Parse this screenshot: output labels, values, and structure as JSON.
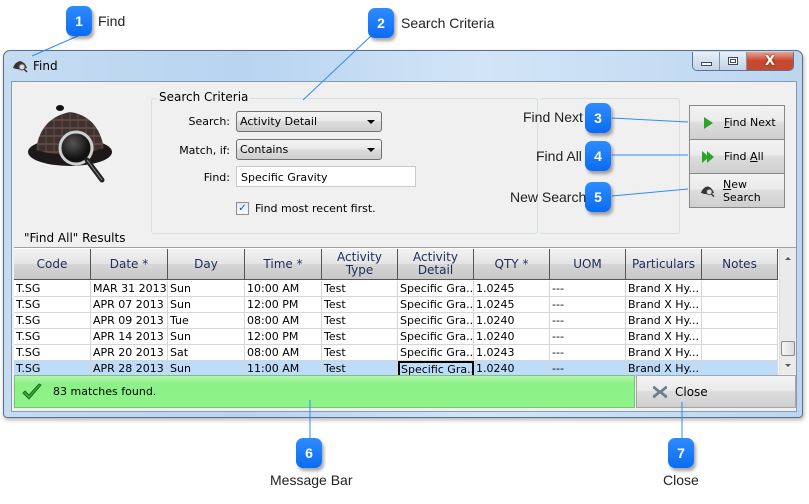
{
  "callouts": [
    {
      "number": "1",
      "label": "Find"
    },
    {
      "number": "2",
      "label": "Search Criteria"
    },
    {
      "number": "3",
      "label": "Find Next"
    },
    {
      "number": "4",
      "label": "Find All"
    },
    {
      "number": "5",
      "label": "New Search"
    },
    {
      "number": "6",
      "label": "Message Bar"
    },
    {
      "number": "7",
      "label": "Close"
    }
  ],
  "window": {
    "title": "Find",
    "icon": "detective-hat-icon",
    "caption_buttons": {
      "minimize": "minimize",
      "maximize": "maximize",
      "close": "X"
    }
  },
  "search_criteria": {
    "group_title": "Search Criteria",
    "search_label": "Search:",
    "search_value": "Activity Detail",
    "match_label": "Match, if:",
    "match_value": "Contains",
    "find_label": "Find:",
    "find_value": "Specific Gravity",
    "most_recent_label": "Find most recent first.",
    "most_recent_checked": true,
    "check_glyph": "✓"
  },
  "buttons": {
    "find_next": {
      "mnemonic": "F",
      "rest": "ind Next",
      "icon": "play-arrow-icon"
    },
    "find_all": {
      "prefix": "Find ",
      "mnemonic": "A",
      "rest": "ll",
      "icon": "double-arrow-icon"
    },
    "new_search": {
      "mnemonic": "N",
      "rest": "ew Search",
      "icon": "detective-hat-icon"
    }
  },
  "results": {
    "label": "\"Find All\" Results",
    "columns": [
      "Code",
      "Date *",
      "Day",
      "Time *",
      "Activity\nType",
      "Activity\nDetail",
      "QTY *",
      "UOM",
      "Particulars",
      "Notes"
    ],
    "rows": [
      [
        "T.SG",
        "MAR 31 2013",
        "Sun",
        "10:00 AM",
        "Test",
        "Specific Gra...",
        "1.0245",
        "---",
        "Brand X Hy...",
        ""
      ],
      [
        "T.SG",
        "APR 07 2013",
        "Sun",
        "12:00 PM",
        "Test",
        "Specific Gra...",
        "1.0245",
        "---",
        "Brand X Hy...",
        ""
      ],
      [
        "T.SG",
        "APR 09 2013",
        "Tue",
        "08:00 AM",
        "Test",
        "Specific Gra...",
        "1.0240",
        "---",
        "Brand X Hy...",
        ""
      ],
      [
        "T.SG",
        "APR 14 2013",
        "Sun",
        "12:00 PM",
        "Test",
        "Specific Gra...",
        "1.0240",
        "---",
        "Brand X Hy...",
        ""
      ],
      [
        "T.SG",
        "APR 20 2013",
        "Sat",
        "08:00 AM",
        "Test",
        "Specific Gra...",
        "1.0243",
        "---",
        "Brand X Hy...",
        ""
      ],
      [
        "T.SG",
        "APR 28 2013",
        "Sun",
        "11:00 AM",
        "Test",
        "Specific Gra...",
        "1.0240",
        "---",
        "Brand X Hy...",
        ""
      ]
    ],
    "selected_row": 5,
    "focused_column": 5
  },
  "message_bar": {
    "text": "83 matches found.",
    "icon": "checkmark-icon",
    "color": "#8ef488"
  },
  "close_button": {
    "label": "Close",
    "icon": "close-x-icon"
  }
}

- [EXERCISE TASK] Pick out lines containing the word "Activity", each one as written.

- [SOLUTION]
    "search_value": "Activity Detail",
      "Activity\nType",
      "Activity\nDetail",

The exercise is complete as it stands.